=== MATERIAL FOR THIS EXERCISE ===
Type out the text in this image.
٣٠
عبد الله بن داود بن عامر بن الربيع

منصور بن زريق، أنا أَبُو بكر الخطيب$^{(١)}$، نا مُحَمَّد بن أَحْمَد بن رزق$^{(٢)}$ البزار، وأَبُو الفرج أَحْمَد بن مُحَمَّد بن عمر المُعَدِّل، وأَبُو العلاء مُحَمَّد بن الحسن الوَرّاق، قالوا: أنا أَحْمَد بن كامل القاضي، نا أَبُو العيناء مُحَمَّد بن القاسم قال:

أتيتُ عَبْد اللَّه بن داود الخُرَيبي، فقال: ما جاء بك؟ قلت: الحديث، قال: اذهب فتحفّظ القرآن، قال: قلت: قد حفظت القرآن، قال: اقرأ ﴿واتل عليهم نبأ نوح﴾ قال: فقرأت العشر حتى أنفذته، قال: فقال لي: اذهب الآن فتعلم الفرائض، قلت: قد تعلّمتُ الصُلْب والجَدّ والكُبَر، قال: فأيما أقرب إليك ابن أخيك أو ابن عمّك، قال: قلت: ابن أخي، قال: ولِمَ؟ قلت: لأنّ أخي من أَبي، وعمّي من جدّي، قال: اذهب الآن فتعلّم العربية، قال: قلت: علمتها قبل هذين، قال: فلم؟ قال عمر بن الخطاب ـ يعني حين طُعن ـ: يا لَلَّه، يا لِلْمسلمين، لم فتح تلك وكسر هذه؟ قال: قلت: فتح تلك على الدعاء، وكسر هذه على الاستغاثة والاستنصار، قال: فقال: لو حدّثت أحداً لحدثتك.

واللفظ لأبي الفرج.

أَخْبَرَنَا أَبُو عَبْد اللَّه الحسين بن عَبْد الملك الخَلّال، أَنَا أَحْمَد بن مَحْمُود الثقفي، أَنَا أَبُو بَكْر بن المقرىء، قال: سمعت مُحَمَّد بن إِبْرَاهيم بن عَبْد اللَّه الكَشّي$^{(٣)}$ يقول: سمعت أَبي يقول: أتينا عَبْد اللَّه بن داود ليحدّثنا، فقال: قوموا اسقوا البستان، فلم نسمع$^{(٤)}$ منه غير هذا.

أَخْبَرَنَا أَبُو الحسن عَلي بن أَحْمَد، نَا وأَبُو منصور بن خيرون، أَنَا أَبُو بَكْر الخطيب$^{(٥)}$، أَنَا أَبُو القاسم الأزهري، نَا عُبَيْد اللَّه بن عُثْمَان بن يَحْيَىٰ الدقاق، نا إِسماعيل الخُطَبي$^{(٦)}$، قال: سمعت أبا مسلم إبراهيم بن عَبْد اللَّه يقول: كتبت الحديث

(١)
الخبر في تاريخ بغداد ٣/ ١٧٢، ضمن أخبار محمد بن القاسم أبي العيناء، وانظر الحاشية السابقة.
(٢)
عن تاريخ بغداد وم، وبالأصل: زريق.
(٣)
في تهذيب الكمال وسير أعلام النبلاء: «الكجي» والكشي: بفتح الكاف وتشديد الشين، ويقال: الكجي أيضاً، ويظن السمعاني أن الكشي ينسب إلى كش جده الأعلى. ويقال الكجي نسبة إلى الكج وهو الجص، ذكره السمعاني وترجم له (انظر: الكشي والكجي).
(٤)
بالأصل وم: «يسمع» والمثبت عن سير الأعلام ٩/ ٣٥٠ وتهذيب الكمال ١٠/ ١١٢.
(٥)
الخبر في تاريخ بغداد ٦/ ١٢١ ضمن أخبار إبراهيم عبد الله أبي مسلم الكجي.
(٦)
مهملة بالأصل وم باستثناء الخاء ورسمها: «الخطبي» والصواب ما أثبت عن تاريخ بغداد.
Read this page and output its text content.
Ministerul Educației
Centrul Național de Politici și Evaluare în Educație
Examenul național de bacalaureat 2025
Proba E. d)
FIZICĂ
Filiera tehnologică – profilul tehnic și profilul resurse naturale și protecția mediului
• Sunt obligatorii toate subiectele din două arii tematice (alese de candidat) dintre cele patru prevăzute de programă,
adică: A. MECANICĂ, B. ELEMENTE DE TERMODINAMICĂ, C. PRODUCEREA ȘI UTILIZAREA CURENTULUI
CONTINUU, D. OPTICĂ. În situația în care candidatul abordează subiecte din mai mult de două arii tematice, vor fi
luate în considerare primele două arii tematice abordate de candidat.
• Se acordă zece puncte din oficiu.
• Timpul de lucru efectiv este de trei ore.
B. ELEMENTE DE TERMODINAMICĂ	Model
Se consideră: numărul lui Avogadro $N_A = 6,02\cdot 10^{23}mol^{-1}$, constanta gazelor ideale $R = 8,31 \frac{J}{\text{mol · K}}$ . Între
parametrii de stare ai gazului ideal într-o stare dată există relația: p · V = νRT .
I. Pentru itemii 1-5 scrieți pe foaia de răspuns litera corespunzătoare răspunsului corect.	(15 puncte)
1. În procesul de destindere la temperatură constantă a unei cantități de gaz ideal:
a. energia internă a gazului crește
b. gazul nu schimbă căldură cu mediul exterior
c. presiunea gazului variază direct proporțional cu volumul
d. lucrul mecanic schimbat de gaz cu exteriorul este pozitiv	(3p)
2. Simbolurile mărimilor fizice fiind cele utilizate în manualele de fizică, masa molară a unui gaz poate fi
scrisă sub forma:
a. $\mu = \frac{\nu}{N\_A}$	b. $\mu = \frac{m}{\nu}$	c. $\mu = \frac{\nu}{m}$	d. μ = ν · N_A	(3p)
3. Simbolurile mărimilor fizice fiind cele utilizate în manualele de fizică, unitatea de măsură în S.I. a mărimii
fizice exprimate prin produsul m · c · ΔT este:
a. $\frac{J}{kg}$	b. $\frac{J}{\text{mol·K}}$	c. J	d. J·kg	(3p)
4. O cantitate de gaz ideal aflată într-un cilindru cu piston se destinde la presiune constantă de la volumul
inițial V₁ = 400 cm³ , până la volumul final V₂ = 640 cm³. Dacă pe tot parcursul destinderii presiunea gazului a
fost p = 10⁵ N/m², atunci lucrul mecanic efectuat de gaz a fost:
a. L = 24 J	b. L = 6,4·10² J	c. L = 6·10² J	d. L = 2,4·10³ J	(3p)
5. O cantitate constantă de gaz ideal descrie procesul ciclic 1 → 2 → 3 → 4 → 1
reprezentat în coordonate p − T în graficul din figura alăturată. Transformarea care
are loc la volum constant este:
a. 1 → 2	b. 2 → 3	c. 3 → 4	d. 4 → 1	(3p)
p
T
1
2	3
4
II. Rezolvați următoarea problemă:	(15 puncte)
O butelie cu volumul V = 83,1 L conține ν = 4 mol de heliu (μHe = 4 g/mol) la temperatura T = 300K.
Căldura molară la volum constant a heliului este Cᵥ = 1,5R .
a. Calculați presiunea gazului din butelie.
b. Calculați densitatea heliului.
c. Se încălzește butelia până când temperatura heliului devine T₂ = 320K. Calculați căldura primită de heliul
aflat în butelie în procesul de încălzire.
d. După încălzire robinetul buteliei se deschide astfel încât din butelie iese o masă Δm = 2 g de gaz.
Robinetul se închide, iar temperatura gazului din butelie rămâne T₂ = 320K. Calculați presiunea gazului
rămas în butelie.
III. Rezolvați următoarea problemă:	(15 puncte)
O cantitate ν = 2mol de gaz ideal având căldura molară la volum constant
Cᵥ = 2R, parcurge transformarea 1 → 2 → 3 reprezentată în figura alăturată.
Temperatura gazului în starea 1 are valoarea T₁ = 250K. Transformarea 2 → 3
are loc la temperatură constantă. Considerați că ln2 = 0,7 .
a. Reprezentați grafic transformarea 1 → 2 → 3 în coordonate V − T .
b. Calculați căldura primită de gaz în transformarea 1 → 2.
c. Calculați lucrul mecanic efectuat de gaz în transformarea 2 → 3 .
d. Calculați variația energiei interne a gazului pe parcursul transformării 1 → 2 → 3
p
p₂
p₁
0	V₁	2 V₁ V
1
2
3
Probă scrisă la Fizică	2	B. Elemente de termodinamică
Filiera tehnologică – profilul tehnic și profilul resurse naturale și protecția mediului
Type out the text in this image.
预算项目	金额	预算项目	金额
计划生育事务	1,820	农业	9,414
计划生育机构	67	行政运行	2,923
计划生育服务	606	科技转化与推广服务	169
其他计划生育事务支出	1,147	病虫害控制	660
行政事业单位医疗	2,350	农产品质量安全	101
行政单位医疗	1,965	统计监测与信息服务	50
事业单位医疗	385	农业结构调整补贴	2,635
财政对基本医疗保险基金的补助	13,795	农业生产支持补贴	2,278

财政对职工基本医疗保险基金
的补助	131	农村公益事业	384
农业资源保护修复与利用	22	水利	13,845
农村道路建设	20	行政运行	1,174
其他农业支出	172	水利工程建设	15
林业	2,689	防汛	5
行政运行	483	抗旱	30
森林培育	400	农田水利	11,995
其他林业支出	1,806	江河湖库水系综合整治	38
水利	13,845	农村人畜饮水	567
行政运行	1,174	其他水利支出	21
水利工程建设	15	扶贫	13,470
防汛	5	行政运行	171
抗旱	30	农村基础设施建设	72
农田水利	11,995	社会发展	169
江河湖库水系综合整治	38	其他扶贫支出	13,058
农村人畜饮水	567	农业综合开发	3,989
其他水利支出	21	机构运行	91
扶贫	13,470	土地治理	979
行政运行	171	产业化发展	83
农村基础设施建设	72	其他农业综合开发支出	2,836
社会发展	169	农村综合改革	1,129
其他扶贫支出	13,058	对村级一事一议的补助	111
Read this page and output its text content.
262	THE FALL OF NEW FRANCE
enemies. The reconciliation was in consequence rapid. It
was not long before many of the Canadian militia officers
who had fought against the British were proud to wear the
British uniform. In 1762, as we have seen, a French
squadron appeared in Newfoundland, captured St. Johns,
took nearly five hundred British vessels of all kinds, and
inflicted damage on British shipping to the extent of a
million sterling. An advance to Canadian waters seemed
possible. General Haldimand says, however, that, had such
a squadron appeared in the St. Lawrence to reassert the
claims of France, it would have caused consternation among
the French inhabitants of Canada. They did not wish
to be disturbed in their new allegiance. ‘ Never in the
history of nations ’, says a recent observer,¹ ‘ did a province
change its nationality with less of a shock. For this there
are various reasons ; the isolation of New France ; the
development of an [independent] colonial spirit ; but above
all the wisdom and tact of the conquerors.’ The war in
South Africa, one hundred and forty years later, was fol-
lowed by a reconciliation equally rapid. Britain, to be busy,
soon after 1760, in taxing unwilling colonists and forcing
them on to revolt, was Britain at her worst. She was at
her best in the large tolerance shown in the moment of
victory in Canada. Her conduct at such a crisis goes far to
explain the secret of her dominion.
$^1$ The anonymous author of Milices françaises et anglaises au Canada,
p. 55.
===
AIM OF THE EXERCISE —
Every line above that contains the word "constantă" should be reported.

COMPLETE OUTPUT —
1. În procesul de destindere la temperatură constantă a unei cantități de gaz ideal:
4. O cantitate de gaz ideal aflată într-un cilindru cu piston se destinde la presiune constantă de la volumul
5. O cantitate constantă de gaz ideal descrie procesul ciclic 1 → 2 → 3 → 4 → 1
are loc la temperatură constantă. Considerați că ln2 = 0,7 .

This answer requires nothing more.